GOAL: Find the string "Filomela" in the records. Copy every line it appears in.

----------------

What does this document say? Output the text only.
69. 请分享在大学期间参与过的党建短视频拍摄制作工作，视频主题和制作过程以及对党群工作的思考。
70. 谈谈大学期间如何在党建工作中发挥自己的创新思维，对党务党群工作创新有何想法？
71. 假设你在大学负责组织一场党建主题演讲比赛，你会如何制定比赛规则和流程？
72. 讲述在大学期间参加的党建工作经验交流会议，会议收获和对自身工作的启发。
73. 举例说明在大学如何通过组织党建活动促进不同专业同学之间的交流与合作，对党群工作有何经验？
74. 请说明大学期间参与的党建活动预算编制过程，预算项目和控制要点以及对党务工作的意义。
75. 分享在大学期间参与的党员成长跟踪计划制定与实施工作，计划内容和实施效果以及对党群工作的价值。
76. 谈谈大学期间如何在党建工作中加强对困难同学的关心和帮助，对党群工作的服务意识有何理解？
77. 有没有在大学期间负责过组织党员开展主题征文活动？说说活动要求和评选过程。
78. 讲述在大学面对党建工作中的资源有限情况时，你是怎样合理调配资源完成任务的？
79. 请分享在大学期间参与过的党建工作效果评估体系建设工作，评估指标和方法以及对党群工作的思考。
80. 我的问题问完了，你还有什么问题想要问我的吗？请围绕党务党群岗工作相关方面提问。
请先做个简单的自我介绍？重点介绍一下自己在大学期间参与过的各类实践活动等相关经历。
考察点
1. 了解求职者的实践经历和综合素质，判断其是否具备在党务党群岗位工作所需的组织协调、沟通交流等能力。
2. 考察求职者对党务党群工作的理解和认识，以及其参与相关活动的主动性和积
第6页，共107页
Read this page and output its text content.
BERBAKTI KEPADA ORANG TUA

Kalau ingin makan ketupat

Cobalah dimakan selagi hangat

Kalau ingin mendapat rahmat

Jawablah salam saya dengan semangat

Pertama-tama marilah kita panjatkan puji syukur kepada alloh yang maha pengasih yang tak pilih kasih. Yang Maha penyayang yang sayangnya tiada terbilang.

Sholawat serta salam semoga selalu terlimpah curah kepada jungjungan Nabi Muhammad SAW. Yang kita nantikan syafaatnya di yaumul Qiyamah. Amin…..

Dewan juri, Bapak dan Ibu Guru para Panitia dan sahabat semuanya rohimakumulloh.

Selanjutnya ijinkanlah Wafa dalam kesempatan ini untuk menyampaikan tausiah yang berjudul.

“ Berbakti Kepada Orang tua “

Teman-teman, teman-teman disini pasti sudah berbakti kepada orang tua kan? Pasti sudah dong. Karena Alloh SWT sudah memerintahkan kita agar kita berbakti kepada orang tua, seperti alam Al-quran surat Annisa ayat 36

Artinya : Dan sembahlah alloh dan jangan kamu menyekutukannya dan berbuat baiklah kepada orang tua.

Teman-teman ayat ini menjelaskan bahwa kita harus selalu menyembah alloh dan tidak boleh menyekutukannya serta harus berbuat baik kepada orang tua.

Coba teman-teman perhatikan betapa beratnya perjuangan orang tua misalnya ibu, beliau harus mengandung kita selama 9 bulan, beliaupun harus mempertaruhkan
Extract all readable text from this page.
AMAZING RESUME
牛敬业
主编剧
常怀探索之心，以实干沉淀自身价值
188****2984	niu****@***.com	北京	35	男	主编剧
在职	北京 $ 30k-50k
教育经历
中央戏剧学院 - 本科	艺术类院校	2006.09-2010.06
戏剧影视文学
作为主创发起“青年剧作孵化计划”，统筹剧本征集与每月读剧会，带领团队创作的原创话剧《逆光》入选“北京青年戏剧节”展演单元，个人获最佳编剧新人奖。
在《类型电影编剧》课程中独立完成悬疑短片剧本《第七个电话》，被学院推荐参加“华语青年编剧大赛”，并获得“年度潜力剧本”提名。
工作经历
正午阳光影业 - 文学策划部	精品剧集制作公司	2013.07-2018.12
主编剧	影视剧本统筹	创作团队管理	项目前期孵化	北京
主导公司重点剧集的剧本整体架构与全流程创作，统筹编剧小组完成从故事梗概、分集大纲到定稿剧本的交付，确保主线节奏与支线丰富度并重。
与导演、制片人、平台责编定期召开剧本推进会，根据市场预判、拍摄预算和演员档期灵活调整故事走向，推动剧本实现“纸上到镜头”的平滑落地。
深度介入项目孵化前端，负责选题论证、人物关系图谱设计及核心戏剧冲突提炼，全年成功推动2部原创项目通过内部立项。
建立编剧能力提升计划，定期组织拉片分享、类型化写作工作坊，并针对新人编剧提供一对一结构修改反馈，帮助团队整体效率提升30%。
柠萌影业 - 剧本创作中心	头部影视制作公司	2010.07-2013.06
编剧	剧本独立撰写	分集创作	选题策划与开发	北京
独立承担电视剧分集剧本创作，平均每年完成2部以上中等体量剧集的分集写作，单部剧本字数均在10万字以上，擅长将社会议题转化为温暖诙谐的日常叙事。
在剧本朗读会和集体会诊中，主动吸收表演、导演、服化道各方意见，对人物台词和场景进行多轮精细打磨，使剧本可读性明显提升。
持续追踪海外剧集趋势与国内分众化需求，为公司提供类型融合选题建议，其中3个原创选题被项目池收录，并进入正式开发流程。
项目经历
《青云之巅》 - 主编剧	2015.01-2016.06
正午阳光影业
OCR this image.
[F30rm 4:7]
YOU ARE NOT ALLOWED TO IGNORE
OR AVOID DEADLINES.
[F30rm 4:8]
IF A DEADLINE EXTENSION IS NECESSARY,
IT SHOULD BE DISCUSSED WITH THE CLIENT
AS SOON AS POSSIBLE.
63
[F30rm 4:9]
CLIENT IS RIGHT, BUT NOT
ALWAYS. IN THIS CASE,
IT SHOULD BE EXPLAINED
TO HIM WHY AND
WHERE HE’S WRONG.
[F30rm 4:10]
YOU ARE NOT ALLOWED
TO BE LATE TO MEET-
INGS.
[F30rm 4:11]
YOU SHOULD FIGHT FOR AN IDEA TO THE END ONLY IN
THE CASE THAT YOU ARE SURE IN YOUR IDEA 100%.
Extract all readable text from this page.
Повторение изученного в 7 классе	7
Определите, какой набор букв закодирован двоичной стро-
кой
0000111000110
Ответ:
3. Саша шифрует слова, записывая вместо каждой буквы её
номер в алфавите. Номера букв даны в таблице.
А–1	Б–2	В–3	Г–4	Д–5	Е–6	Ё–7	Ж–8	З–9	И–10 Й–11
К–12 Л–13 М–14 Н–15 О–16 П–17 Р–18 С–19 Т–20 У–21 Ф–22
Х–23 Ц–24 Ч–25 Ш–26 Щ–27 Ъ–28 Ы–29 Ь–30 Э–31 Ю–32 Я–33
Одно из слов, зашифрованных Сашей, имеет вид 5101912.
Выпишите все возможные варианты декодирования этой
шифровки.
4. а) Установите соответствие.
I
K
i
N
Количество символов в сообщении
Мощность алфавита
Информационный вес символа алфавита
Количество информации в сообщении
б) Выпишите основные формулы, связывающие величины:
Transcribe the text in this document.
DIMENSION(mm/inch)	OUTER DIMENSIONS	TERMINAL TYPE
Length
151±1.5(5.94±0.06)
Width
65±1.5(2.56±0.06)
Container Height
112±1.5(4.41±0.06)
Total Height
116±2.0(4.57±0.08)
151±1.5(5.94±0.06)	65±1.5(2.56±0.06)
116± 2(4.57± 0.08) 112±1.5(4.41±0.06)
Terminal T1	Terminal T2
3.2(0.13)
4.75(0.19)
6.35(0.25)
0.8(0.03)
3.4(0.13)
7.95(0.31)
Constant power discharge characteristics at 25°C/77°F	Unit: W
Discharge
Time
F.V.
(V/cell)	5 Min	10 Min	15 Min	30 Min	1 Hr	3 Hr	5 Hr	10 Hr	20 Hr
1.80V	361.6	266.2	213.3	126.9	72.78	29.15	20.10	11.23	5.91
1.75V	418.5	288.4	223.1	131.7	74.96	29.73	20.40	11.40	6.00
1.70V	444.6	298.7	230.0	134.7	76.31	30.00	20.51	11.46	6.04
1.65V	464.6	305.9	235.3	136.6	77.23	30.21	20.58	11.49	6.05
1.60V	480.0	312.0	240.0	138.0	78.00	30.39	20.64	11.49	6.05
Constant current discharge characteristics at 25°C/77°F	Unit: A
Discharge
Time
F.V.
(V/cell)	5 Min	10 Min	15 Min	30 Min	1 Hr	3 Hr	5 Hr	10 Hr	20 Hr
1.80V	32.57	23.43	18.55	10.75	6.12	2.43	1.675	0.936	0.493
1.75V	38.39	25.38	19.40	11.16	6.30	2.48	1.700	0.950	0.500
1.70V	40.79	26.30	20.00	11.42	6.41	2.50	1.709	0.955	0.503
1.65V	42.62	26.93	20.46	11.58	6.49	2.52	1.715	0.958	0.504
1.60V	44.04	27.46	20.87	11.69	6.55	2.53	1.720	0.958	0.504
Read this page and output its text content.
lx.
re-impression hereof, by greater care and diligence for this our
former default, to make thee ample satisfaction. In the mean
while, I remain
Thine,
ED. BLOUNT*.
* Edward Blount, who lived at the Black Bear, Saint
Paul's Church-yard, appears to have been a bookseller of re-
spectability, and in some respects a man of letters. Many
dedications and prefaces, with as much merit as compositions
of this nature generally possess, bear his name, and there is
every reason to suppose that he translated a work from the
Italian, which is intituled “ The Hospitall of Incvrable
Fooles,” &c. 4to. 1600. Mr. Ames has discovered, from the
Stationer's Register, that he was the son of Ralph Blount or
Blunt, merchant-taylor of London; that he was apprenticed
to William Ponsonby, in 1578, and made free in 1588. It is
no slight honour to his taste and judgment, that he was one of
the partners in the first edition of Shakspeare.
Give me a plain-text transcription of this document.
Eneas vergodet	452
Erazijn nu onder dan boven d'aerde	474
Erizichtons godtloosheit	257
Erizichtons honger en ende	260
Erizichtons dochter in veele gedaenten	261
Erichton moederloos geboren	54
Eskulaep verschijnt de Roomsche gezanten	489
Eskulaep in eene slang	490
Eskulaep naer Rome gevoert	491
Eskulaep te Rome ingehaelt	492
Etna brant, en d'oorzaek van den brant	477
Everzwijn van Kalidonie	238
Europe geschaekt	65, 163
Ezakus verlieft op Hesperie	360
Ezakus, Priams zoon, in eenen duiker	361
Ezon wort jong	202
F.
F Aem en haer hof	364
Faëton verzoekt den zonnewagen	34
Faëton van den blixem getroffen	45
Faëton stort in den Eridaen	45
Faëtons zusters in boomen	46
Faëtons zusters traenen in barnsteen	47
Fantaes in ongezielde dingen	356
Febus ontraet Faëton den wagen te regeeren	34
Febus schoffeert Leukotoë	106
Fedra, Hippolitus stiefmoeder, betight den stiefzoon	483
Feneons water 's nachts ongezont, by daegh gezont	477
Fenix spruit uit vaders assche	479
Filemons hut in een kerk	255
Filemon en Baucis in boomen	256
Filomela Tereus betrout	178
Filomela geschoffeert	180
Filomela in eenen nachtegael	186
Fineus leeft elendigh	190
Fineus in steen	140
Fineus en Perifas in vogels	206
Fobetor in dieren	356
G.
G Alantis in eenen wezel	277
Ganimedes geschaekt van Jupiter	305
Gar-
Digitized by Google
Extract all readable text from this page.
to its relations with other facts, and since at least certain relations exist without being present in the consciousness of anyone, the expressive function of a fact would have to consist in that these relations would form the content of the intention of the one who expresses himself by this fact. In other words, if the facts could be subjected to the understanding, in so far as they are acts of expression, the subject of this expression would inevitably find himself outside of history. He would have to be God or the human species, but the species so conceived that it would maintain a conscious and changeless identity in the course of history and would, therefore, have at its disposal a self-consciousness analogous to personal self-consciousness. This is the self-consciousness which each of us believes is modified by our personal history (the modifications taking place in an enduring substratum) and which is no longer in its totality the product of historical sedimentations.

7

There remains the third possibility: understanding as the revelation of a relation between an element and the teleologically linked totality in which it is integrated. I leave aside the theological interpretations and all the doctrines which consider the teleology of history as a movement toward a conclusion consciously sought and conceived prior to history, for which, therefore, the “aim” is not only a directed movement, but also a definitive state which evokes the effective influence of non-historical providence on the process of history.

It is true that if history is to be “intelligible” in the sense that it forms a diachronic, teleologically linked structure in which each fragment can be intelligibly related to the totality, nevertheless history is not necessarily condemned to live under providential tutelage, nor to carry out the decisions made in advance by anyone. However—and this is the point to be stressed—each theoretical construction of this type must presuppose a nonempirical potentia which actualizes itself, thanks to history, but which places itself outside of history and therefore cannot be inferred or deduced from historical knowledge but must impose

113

----------------

COMPLETED TASK:
Filomela Tereus betrout	178
Filomela geschoffeert	180
Filomela in eenen nachtegael	186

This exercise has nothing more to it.